▶ _SET PROBLEM_: Report all lines from the entries below in which "GroEL" appears.

▶ _DATA LISTING_:
┌──
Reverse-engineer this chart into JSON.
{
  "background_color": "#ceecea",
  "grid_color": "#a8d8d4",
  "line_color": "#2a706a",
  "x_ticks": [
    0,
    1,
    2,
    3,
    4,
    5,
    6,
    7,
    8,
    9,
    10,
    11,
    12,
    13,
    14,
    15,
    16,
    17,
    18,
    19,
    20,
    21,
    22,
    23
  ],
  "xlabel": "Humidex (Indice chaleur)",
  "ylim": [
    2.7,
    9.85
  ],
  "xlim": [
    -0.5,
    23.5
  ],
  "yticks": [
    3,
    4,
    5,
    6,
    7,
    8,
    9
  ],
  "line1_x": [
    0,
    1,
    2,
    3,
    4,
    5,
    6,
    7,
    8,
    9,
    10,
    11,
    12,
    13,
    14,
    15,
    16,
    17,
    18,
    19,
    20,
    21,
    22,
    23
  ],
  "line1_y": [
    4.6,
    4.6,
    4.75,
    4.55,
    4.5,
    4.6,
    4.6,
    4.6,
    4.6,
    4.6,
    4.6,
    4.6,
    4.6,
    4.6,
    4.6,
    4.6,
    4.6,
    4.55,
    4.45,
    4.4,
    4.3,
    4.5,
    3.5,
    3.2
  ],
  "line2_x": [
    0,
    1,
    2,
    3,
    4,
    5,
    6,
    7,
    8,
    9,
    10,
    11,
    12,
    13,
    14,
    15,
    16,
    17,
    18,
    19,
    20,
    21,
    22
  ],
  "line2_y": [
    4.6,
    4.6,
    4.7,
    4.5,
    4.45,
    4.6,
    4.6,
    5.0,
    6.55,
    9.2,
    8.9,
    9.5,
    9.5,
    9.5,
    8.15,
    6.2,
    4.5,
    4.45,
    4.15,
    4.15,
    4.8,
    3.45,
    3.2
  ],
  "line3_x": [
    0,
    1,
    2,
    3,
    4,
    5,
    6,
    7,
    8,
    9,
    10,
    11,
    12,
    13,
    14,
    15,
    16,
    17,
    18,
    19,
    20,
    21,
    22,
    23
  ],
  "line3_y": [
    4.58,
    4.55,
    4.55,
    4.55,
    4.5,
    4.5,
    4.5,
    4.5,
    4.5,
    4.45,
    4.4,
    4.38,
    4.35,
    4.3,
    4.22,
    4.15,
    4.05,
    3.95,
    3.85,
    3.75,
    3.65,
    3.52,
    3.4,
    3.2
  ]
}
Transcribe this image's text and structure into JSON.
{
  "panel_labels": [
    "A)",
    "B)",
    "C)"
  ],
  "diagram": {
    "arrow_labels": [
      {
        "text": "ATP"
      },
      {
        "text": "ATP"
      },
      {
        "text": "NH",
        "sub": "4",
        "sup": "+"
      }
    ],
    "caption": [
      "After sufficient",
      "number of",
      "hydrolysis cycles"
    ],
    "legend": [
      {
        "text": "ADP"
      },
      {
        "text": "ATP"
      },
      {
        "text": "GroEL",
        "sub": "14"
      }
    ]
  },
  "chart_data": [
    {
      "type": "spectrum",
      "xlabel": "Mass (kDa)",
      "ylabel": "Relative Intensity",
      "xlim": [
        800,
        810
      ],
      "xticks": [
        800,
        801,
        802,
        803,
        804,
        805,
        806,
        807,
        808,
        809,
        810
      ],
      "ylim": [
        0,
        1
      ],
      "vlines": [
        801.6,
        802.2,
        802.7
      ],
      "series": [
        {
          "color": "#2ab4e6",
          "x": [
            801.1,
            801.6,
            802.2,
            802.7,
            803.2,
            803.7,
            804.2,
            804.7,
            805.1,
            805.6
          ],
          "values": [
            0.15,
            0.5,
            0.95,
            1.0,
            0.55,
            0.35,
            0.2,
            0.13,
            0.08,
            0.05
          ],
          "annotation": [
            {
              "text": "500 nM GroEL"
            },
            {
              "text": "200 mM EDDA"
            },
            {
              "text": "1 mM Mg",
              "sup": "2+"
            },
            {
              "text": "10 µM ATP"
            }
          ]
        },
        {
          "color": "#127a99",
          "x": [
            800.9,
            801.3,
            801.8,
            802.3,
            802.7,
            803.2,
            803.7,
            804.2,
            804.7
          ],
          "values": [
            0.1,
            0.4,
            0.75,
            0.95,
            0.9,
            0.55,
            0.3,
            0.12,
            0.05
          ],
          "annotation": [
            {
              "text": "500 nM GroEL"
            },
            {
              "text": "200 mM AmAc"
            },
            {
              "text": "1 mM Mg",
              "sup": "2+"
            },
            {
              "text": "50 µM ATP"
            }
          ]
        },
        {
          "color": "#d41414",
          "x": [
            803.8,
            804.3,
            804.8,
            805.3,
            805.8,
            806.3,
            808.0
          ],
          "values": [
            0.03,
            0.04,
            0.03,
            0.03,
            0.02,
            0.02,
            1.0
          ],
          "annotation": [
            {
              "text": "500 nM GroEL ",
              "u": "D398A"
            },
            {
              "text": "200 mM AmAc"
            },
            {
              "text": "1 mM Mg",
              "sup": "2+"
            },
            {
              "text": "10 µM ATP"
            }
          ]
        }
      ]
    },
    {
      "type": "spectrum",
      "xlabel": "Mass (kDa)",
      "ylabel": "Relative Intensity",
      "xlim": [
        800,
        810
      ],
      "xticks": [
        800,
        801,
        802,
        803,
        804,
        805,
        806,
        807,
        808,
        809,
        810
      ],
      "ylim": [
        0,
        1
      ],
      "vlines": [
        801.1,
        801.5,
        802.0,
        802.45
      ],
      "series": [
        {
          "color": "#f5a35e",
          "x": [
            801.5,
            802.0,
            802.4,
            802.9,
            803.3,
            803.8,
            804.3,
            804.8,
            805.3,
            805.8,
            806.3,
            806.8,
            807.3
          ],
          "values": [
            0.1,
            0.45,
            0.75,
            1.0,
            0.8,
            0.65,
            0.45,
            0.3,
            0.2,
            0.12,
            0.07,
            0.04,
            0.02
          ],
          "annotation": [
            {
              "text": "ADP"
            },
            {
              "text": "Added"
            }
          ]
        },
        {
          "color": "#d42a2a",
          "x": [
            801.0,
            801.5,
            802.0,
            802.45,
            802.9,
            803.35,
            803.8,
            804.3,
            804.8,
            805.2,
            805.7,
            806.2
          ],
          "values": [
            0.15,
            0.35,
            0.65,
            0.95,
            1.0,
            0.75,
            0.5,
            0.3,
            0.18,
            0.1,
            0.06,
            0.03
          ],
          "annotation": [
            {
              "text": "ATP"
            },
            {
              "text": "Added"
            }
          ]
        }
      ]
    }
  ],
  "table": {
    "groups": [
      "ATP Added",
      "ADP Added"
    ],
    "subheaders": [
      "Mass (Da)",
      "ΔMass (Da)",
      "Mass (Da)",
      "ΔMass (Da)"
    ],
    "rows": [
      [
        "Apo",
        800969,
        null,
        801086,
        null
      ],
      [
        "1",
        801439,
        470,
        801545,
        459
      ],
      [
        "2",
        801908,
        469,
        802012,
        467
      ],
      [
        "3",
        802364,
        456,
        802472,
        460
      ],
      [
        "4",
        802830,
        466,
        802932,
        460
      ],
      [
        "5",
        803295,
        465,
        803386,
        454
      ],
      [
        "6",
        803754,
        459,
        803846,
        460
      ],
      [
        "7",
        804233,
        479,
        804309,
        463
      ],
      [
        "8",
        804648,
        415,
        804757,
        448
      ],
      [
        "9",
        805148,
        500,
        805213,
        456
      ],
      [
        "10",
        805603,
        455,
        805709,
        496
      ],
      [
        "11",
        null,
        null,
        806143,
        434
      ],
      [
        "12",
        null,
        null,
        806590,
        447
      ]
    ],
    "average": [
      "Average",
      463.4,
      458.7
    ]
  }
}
└──
▶ _RESPONSE_:
        "text": "GroEL",
              "text": "500 nM GroEL"
              "text": "500 nM GroEL"
              "text": "500 nM GroEL ",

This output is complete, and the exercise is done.